Source data =>
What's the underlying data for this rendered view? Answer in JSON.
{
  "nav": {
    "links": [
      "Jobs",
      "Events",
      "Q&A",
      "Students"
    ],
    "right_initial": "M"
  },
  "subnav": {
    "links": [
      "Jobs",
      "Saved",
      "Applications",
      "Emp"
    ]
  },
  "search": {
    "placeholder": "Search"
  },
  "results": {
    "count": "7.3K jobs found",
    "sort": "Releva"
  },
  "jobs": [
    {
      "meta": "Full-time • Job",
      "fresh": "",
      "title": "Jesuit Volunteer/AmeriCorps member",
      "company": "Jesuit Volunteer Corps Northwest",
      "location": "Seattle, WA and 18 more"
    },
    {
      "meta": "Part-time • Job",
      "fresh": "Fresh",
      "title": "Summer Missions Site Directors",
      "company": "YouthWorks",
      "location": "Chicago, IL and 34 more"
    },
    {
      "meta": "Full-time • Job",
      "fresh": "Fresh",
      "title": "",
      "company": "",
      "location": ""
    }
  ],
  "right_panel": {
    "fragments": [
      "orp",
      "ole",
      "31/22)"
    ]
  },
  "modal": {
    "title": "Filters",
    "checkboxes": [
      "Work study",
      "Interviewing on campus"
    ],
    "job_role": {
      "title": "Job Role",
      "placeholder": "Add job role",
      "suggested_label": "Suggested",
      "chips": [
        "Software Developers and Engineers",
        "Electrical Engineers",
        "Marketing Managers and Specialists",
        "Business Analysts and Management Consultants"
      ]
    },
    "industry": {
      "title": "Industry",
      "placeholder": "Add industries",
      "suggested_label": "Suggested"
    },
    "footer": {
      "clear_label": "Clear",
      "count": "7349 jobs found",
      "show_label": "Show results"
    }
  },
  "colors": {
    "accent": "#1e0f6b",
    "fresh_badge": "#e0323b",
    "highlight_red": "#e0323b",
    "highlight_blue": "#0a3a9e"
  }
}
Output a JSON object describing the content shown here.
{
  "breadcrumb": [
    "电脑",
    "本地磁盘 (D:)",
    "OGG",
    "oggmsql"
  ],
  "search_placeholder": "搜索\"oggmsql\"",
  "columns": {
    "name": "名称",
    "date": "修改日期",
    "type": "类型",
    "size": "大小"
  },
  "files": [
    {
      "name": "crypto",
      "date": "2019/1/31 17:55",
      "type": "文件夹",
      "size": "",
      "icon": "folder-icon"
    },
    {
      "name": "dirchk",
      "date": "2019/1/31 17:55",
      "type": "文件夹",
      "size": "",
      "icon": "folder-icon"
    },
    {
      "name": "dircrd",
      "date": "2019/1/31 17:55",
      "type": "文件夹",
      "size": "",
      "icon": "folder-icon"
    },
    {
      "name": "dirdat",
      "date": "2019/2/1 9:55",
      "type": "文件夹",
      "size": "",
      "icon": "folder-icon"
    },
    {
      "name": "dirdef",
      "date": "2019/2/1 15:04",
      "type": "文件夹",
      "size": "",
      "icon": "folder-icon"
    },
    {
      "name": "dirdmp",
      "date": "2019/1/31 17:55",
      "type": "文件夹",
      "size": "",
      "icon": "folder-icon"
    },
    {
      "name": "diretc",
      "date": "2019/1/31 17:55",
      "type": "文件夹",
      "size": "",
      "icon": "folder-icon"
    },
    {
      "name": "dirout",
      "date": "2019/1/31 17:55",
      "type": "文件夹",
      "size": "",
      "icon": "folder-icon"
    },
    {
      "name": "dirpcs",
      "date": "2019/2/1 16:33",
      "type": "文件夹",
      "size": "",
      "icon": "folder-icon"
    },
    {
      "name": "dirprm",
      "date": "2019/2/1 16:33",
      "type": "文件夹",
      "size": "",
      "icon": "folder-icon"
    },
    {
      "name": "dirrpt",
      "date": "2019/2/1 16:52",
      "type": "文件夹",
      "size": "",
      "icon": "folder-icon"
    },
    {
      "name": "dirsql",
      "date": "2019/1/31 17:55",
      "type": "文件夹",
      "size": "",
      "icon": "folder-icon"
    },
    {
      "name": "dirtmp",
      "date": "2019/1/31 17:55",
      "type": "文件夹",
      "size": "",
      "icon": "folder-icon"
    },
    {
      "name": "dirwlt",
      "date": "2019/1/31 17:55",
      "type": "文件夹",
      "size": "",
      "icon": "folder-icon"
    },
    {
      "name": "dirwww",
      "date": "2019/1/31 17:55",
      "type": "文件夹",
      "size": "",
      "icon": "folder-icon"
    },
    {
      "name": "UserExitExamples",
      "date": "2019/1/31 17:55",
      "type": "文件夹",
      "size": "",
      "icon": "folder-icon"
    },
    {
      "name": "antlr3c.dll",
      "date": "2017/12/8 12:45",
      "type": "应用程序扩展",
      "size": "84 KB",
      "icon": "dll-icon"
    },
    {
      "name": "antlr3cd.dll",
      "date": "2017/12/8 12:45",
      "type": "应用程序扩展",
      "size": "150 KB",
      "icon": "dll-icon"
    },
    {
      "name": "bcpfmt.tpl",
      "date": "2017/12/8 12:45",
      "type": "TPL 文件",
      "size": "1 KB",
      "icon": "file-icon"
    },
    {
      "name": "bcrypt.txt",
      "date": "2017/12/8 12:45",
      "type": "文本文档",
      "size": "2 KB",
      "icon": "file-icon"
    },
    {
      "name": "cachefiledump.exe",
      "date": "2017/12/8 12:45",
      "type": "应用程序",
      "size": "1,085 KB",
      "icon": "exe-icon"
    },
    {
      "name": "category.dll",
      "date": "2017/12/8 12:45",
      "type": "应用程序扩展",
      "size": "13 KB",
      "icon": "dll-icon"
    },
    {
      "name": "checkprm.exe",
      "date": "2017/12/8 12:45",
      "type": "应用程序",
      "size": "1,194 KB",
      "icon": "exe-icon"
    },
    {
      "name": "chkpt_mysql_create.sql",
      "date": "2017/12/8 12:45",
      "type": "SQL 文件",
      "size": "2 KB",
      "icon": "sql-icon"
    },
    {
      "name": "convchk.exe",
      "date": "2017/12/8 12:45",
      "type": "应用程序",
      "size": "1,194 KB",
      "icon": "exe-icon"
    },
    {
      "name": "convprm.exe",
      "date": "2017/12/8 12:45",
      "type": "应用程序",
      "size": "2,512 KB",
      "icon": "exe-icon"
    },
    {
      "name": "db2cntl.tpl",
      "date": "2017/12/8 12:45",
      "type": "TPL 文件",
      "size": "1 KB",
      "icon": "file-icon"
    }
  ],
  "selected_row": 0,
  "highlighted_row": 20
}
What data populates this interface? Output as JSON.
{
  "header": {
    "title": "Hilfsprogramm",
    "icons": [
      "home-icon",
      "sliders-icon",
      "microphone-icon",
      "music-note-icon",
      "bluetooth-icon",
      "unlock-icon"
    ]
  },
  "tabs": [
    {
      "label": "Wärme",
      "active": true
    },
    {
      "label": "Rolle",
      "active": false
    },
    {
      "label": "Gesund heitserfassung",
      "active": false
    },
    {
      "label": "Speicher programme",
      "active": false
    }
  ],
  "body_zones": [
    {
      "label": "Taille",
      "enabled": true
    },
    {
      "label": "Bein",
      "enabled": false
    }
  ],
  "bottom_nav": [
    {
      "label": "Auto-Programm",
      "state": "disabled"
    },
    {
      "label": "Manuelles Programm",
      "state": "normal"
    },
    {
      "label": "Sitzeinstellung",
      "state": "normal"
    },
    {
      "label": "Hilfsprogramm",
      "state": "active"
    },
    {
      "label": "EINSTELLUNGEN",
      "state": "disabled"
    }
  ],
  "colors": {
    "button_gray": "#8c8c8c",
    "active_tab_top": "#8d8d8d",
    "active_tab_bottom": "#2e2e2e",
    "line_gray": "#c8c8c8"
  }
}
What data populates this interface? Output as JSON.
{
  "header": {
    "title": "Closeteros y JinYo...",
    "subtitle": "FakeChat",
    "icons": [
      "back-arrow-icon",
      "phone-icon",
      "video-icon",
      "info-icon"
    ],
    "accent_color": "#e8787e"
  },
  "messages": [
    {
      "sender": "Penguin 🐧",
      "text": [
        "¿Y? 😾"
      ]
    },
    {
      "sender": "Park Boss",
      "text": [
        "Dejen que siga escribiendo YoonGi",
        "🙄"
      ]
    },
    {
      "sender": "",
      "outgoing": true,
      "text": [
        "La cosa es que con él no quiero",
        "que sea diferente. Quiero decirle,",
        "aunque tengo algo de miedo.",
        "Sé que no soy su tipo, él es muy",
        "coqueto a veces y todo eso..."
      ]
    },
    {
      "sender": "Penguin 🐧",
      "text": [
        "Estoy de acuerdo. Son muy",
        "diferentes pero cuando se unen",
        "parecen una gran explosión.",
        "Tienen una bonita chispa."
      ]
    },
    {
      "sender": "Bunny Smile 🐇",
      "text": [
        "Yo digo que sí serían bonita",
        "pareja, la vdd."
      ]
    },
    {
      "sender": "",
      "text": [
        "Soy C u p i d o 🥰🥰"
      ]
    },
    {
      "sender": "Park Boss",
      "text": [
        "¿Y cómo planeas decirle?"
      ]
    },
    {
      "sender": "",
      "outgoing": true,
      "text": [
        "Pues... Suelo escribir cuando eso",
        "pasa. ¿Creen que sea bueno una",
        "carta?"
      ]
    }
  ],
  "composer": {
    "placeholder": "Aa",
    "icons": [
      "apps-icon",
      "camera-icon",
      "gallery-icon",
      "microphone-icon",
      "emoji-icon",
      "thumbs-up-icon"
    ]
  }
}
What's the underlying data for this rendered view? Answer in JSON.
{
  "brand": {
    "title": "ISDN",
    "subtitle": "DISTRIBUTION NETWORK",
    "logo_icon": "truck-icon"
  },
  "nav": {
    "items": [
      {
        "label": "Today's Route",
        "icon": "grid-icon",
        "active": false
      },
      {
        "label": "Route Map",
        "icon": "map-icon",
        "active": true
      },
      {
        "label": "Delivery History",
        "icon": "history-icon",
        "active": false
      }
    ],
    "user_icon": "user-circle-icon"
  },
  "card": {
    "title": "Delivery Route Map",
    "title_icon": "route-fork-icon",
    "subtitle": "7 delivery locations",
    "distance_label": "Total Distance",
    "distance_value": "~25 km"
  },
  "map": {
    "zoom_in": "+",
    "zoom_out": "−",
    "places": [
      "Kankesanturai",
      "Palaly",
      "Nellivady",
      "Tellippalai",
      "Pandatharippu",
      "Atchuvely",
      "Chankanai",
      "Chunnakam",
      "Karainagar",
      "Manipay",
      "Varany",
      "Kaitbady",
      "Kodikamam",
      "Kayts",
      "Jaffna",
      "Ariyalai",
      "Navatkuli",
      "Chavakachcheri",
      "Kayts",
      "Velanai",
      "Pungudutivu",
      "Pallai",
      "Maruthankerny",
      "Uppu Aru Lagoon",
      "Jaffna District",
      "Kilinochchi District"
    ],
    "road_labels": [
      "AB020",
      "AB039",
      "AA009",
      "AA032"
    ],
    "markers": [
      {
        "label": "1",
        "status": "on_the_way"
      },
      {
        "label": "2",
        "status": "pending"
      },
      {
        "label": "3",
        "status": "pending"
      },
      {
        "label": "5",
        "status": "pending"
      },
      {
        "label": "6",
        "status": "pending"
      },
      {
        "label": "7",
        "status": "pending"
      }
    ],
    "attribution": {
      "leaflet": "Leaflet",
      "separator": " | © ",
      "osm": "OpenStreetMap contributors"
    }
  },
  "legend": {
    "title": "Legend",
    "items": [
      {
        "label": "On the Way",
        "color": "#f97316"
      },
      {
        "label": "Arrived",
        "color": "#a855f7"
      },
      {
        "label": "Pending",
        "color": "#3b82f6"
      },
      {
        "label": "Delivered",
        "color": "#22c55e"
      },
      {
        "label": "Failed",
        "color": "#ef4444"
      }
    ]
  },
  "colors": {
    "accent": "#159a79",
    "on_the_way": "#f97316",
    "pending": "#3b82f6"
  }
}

Exercise => Gather each line that holds "true".

Result of this task =>
      "active": true
      "enabled": true
      "outgoing": true,
      "outgoing": true,
        "active": true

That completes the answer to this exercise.